■ Task requirements
Repeat each line of the material exactly.

■ Data provided
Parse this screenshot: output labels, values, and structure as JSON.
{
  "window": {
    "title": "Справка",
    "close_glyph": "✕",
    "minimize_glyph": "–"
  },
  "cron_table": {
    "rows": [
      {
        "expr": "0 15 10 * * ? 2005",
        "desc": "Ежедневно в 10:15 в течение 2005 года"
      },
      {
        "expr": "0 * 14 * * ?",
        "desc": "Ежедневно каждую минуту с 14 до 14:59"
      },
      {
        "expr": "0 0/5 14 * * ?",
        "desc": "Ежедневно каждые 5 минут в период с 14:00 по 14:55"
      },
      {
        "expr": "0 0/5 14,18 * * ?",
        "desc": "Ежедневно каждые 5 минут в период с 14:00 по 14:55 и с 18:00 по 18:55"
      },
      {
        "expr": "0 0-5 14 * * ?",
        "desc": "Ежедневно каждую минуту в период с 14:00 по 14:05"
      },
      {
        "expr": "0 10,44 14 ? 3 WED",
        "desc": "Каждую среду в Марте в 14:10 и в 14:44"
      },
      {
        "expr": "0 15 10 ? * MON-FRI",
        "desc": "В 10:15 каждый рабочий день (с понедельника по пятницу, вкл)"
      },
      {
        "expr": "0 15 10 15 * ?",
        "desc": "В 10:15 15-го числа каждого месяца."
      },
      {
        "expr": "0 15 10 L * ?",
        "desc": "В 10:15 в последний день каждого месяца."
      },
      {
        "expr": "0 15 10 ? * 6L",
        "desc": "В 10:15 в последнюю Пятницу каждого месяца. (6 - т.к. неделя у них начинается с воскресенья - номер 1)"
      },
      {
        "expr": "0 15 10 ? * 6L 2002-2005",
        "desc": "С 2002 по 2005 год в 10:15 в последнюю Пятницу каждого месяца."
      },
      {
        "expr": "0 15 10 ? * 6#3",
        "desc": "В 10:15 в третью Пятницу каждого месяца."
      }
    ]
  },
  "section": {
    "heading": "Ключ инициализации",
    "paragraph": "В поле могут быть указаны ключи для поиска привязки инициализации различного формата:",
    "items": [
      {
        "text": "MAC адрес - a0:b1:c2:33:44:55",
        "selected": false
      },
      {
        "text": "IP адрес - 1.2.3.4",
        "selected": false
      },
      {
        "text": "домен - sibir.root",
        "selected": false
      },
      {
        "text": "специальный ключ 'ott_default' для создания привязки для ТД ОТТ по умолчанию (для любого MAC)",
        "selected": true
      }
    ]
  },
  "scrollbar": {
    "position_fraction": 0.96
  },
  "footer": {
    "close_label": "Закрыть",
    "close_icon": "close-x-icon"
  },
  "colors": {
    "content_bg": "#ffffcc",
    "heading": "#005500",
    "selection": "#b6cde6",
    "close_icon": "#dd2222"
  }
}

■ Exercise response
Parse this screenshot: output labels, values, and structure as JSON.
{
  "window": {
    "title": "Справка",
    "close_glyph": "✕",
    "minimize_glyph": "–"
  },
  "cron_table": {
    "rows": [
      {
        "expr": "0 15 10 * * ? 2005",
        "desc": "Ежедневно в 10:15 в течение 2005 года"
      },
      {
        "expr": "0 * 14 * * ?",
        "desc": "Ежедневно каждую минуту с 14 до 14:59"
      },
      {
        "expr": "0 0/5 14 * * ?",
        "desc": "Ежедневно каждые 5 минут в период с 14:00 по 14:55"
      },
      {
        "expr": "0 0/5 14,18 * * ?",
        "desc": "Ежедневно каждые 5 минут в период с 14:00 по 14:55 и с 18:00 по 18:55"
      },
      {
        "expr": "0 0-5 14 * * ?",
        "desc": "Ежедневно каждую минуту в период с 14:00 по 14:05"
      },
      {
        "expr": "0 10,44 14 ? 3 WED",
        "desc": "Каждую среду в Марте в 14:10 и в 14:44"
      },
      {
        "expr": "0 15 10 ? * MON-FRI",
        "desc": "В 10:15 каждый рабочий день (с понедельника по пятницу, вкл)"
      },
      {
        "expr": "0 15 10 15 * ?",
        "desc": "В 10:15 15-го числа каждого месяца."
      },
      {
        "expr": "0 15 10 L * ?",
        "desc": "В 10:15 в последний день каждого месяца."
      },
      {
        "expr": "0 15 10 ? * 6L",
        "desc": "В 10:15 в последнюю Пятницу каждого месяца. (6 - т.к. неделя у них начинается с воскресенья - номер 1)"
      },
      {
        "expr": "0 15 10 ? * 6L 2002-2005",
        "desc": "С 2002 по 2005 год в 10:15 в последнюю Пятницу каждого месяца."
      },
      {
        "expr": "0 15 10 ? * 6#3",
        "desc": "В 10:15 в третью Пятницу каждого месяца."
      }
    ]
  },
  "section": {
    "heading": "Ключ инициализации",
    "paragraph": "В поле могут быть указаны ключи для поиска привязки инициализации различного формата:",
    "items": [
      {
        "text": "MAC адрес - a0:b1:c2:33:44:55",
        "selected": false
      },
      {
        "text": "IP адрес - 1.2.3.4",
        "selected": false
      },
      {
        "text": "домен - sibir.root",
        "selected": false
      },
      {
        "text": "специальный ключ 'ott_default' для создания привязки для ТД ОТТ по умолчанию (для любого MAC)",
        "selected": true
      }
    ]
  },
  "scrollbar": {
    "position_fraction": 0.96
  },
  "footer": {
    "close_label": "Закрыть",
    "close_icon": "close-x-icon"
  },
  "colors": {
    "content_bg": "#ffffcc",
    "heading": "#005500",
    "selection": "#b6cde6",
    "close_icon": "#dd2222"
  }
}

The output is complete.